■ Set problem: The entries below are to be transcribed in full, without their images.

■ Records supplied:
========================
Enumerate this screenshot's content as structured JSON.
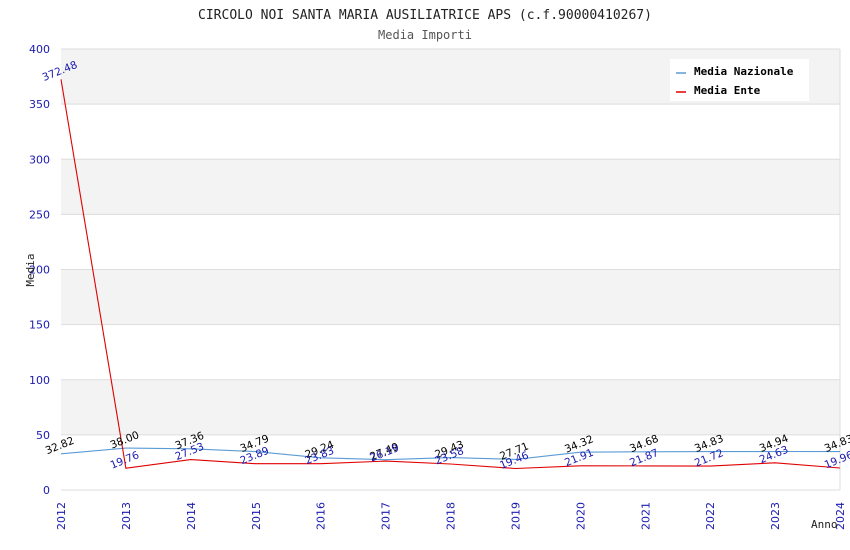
{
  "chart_data": {
    "type": "line",
    "title": "CIRCOLO NOI SANTA MARIA AUSILIATRICE APS (c.f.90000410267)",
    "subtitle": "Media Importi",
    "xlabel": "Anno",
    "ylabel": "Media",
    "categories": [
      "2012",
      "2013",
      "2014",
      "2015",
      "2016",
      "2017",
      "2018",
      "2019",
      "2020",
      "2021",
      "2022",
      "2023",
      "2024"
    ],
    "ylim": [
      0,
      400
    ],
    "yticks": [
      0,
      50,
      100,
      150,
      200,
      250,
      300,
      350,
      400
    ],
    "grid": true,
    "legend_position": "top-right",
    "series": [
      {
        "name": "Media Nazionale",
        "color": "#5b9bd5",
        "label_color": "#000000",
        "values": [
          32.82,
          38.0,
          37.36,
          34.79,
          29.24,
          27.49,
          29.43,
          27.71,
          34.32,
          34.68,
          34.83,
          34.94,
          34.83
        ],
        "labels": [
          "32.82",
          "38.00",
          "37.36",
          "34.79",
          "29.24",
          "27.49",
          "29.43",
          "27.71",
          "34.32",
          "34.68",
          "34.83",
          "34.94",
          "34.83"
        ]
      },
      {
        "name": "Media Ente",
        "color": "#e00000",
        "label_color": "#1a1ab0",
        "values": [
          372.48,
          19.76,
          27.53,
          23.89,
          23.83,
          26.19,
          23.58,
          19.46,
          21.91,
          21.87,
          21.72,
          24.63,
          19.96
        ],
        "labels": [
          "372.48",
          "19.76",
          "27.53",
          "23.89",
          "23.83",
          "26.19",
          "23.58",
          "19.46",
          "21.91",
          "21.87",
          "21.72",
          "24.63",
          "19.96"
        ]
      }
    ]
  }
}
========================
■ Exercise result:
Enumerate this screenshot's content as structured JSON.
{
  "chart_data": {
    "type": "line",
    "title": "CIRCOLO NOI SANTA MARIA AUSILIATRICE APS (c.f.90000410267)",
    "subtitle": "Media Importi",
    "xlabel": "Anno",
    "ylabel": "Media",
    "categories": [
      "2012",
      "2013",
      "2014",
      "2015",
      "2016",
      "2017",
      "2018",
      "2019",
      "2020",
      "2021",
      "2022",
      "2023",
      "2024"
    ],
    "ylim": [
      0,
      400
    ],
    "yticks": [
      0,
      50,
      100,
      150,
      200,
      250,
      300,
      350,
      400
    ],
    "grid": true,
    "legend_position": "top-right",
    "series": [
      {
        "name": "Media Nazionale",
        "color": "#5b9bd5",
        "label_color": "#000000",
        "values": [
          32.82,
          38.0,
          37.36,
          34.79,
          29.24,
          27.49,
          29.43,
          27.71,
          34.32,
          34.68,
          34.83,
          34.94,
          34.83
        ],
        "labels": [
          "32.82",
          "38.00",
          "37.36",
          "34.79",
          "29.24",
          "27.49",
          "29.43",
          "27.71",
          "34.32",
          "34.68",
          "34.83",
          "34.94",
          "34.83"
        ]
      },
      {
        "name": "Media Ente",
        "color": "#e00000",
        "label_color": "#1a1ab0",
        "values": [
          372.48,
          19.76,
          27.53,
          23.89,
          23.83,
          26.19,
          23.58,
          19.46,
          21.91,
          21.87,
          21.72,
          24.63,
          19.96
        ],
        "labels": [
          "372.48",
          "19.76",
          "27.53",
          "23.89",
          "23.83",
          "26.19",
          "23.58",
          "19.46",
          "21.91",
          "21.87",
          "21.72",
          "24.63",
          "19.96"
        ]
      }
    ]
  }
}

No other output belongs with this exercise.